Search the data below for the word "stort" and report how many lines contain it. Nothing but the number is needed.
== == ==
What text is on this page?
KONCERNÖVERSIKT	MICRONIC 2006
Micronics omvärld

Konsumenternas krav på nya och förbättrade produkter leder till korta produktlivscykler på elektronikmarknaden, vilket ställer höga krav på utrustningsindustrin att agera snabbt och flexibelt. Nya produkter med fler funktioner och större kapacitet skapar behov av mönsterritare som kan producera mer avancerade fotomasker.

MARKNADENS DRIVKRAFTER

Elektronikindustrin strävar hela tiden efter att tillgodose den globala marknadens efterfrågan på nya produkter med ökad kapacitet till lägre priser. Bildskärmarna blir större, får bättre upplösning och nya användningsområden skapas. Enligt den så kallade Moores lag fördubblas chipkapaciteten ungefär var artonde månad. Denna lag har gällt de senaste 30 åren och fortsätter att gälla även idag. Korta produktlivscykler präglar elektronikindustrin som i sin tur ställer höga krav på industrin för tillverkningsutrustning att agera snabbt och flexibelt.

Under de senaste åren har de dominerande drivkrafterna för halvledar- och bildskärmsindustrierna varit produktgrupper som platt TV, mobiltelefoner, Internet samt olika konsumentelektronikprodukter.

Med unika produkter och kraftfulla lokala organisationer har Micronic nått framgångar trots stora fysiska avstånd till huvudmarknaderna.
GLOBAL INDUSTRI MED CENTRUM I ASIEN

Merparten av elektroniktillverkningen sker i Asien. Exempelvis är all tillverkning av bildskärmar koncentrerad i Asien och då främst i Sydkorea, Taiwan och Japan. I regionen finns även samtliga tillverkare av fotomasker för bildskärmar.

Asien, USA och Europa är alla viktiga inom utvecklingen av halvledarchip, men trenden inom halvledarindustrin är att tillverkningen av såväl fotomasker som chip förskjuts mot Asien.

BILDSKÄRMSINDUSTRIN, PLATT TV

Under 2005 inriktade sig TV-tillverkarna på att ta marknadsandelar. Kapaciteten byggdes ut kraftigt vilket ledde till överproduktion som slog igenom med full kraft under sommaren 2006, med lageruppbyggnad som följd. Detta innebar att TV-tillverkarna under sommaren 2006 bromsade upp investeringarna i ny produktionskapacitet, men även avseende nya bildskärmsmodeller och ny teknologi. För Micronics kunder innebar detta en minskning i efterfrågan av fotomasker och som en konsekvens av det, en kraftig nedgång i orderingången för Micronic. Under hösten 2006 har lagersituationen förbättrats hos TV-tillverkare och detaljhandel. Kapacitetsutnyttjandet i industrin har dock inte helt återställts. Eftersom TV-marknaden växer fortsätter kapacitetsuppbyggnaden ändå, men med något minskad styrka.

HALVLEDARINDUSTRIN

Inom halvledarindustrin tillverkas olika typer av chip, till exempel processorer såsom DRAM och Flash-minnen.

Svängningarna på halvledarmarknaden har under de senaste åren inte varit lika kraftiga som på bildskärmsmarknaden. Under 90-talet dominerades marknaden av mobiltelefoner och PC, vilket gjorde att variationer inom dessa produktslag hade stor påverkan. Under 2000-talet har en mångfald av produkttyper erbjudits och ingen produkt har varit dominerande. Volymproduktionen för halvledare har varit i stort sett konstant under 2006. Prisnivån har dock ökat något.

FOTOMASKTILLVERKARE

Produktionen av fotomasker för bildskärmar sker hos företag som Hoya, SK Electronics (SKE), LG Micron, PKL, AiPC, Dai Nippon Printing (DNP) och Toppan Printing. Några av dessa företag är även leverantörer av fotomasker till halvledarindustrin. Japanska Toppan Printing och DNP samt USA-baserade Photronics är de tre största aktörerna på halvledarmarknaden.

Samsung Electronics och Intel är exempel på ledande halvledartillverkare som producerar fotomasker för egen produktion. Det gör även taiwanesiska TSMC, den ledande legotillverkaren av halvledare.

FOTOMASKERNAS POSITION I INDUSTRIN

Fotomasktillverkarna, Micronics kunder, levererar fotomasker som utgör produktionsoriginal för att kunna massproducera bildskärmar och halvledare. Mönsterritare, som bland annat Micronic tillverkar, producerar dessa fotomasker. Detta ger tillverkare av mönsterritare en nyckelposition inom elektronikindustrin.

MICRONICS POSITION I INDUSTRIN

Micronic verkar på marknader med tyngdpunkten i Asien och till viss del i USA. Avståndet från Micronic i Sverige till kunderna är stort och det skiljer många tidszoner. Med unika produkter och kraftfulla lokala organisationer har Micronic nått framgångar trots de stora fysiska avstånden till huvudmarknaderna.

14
== == ==
Result: 2